→ **EXERCISE**
Please set down all the lines beneath this one exactly, without the pictures.

→ **DATA IN THIS EXERCISE**

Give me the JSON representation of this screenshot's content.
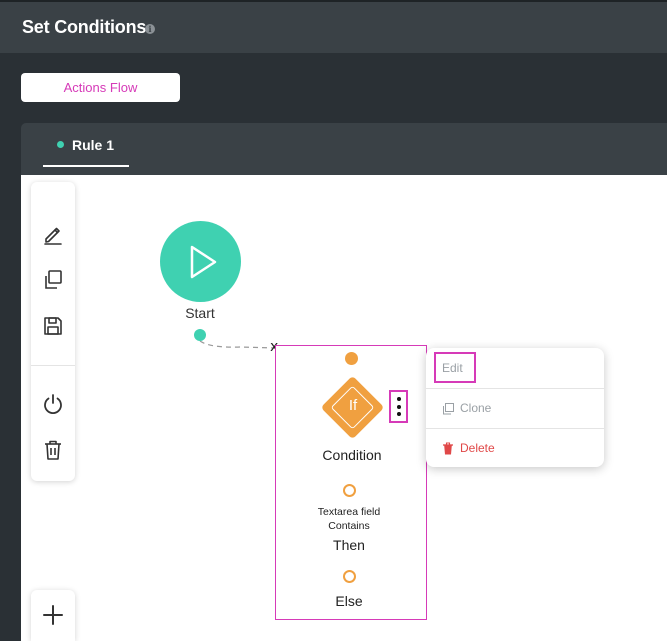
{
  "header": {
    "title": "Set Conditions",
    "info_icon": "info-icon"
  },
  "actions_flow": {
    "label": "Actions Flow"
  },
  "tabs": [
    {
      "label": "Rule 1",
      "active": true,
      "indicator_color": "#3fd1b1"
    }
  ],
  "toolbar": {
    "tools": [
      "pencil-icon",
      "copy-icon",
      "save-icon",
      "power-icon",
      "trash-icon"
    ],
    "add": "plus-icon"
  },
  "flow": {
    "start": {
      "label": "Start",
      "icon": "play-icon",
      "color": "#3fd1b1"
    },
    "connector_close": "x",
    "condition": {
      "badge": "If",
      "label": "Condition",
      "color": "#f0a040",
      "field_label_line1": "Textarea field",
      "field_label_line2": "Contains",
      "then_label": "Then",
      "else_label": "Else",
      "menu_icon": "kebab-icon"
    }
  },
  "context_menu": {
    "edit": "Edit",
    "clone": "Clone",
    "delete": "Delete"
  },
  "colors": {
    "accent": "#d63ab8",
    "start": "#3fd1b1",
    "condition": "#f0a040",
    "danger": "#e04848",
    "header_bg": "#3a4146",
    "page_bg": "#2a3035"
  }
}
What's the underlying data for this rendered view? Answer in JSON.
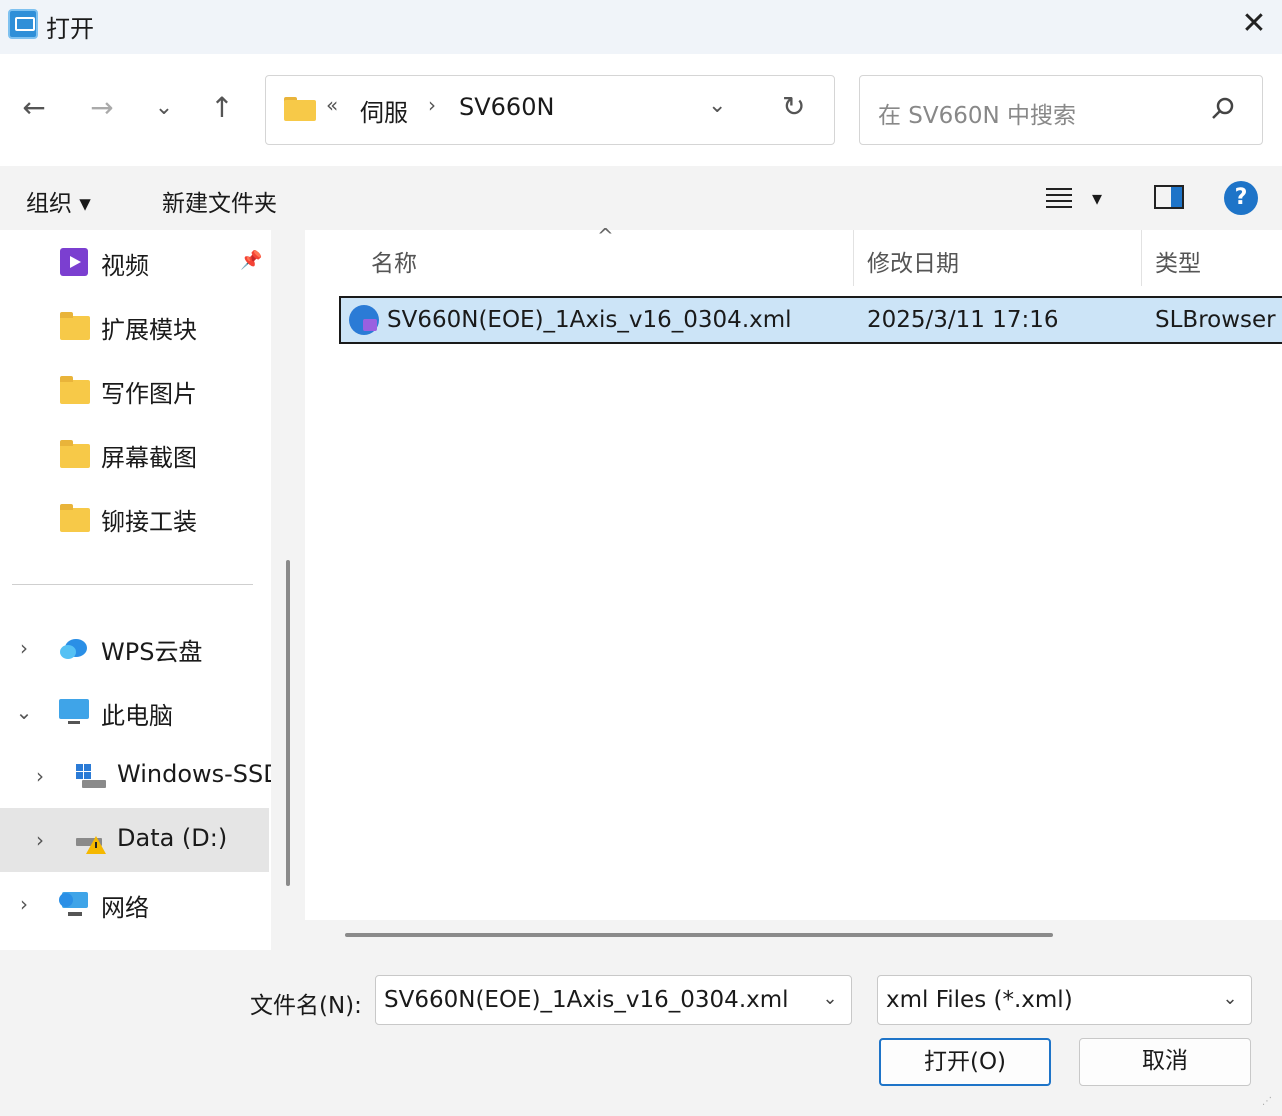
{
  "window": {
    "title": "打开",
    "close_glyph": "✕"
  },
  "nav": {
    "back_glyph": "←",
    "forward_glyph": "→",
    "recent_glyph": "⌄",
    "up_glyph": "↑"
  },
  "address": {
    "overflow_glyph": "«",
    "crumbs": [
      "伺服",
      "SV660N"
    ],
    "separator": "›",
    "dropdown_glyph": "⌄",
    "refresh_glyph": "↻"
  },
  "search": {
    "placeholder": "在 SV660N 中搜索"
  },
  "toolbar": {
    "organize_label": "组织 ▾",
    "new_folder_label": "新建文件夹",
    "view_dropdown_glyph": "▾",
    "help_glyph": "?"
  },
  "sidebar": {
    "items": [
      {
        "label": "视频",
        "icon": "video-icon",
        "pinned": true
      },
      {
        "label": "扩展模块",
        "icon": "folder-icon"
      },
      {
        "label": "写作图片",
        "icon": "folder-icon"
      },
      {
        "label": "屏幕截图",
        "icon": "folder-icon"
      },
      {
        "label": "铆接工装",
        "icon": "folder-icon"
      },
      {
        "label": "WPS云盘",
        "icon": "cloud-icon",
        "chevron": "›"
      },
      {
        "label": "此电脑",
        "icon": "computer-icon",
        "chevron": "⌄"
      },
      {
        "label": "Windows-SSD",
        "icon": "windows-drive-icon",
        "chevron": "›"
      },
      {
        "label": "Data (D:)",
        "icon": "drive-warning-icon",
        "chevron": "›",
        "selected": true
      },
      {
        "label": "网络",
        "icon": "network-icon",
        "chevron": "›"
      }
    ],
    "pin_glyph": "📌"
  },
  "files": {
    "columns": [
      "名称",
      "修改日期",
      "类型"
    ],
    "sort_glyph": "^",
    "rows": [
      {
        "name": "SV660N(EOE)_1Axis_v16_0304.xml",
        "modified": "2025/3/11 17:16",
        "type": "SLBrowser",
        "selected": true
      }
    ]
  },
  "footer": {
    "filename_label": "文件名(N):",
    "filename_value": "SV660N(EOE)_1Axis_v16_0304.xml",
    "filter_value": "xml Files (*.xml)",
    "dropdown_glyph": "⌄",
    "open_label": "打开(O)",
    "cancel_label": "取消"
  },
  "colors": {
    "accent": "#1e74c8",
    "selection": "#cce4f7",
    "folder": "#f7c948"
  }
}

→ **FINISHED TASK**
Give me the JSON representation of this screenshot's content.
{
  "header": {
    "title": "Set Conditions",
    "info_icon": "info-icon"
  },
  "actions_flow": {
    "label": "Actions Flow"
  },
  "tabs": [
    {
      "label": "Rule 1",
      "active": true,
      "indicator_color": "#3fd1b1"
    }
  ],
  "toolbar": {
    "tools": [
      "pencil-icon",
      "copy-icon",
      "save-icon",
      "power-icon",
      "trash-icon"
    ],
    "add": "plus-icon"
  },
  "flow": {
    "start": {
      "label": "Start",
      "icon": "play-icon",
      "color": "#3fd1b1"
    },
    "connector_close": "x",
    "condition": {
      "badge": "If",
      "label": "Condition",
      "color": "#f0a040",
      "field_label_line1": "Textarea field",
      "field_label_line2": "Contains",
      "then_label": "Then",
      "else_label": "Else",
      "menu_icon": "kebab-icon"
    }
  },
  "context_menu": {
    "edit": "Edit",
    "clone": "Clone",
    "delete": "Delete"
  },
  "colors": {
    "accent": "#d63ab8",
    "start": "#3fd1b1",
    "condition": "#f0a040",
    "danger": "#e04848",
    "header_bg": "#3a4146",
    "page_bg": "#2a3035"
  }
}
What's the underlying data for this rendered view? Answer in JSON.
{
  "window": {
    "title": "打开",
    "close_glyph": "✕"
  },
  "nav": {
    "back_glyph": "←",
    "forward_glyph": "→",
    "recent_glyph": "⌄",
    "up_glyph": "↑"
  },
  "address": {
    "overflow_glyph": "«",
    "crumbs": [
      "伺服",
      "SV660N"
    ],
    "separator": "›",
    "dropdown_glyph": "⌄",
    "refresh_glyph": "↻"
  },
  "search": {
    "placeholder": "在 SV660N 中搜索"
  },
  "toolbar": {
    "organize_label": "组织 ▾",
    "new_folder_label": "新建文件夹",
    "view_dropdown_glyph": "▾",
    "help_glyph": "?"
  },
  "sidebar": {
    "items": [
      {
        "label": "视频",
        "icon": "video-icon",
        "pinned": true
      },
      {
        "label": "扩展模块",
        "icon": "folder-icon"
      },
      {
        "label": "写作图片",
        "icon": "folder-icon"
      },
      {
        "label": "屏幕截图",
        "icon": "folder-icon"
      },
      {
        "label": "铆接工装",
        "icon": "folder-icon"
      },
      {
        "label": "WPS云盘",
        "icon": "cloud-icon",
        "chevron": "›"
      },
      {
        "label": "此电脑",
        "icon": "computer-icon",
        "chevron": "⌄"
      },
      {
        "label": "Windows-SSD",
        "icon": "windows-drive-icon",
        "chevron": "›"
      },
      {
        "label": "Data (D:)",
        "icon": "drive-warning-icon",
        "chevron": "›",
        "selected": true
      },
      {
        "label": "网络",
        "icon": "network-icon",
        "chevron": "›"
      }
    ],
    "pin_glyph": "📌"
  },
  "files": {
    "columns": [
      "名称",
      "修改日期",
      "类型"
    ],
    "sort_glyph": "^",
    "rows": [
      {
        "name": "SV660N(EOE)_1Axis_v16_0304.xml",
        "modified": "2025/3/11 17:16",
        "type": "SLBrowser",
        "selected": true
      }
    ]
  },
  "footer": {
    "filename_label": "文件名(N):",
    "filename_value": "SV660N(EOE)_1Axis_v16_0304.xml",
    "filter_value": "xml Files (*.xml)",
    "dropdown_glyph": "⌄",
    "open_label": "打开(O)",
    "cancel_label": "取消"
  },
  "colors": {
    "accent": "#1e74c8",
    "selection": "#cce4f7",
    "folder": "#f7c948"
  }
}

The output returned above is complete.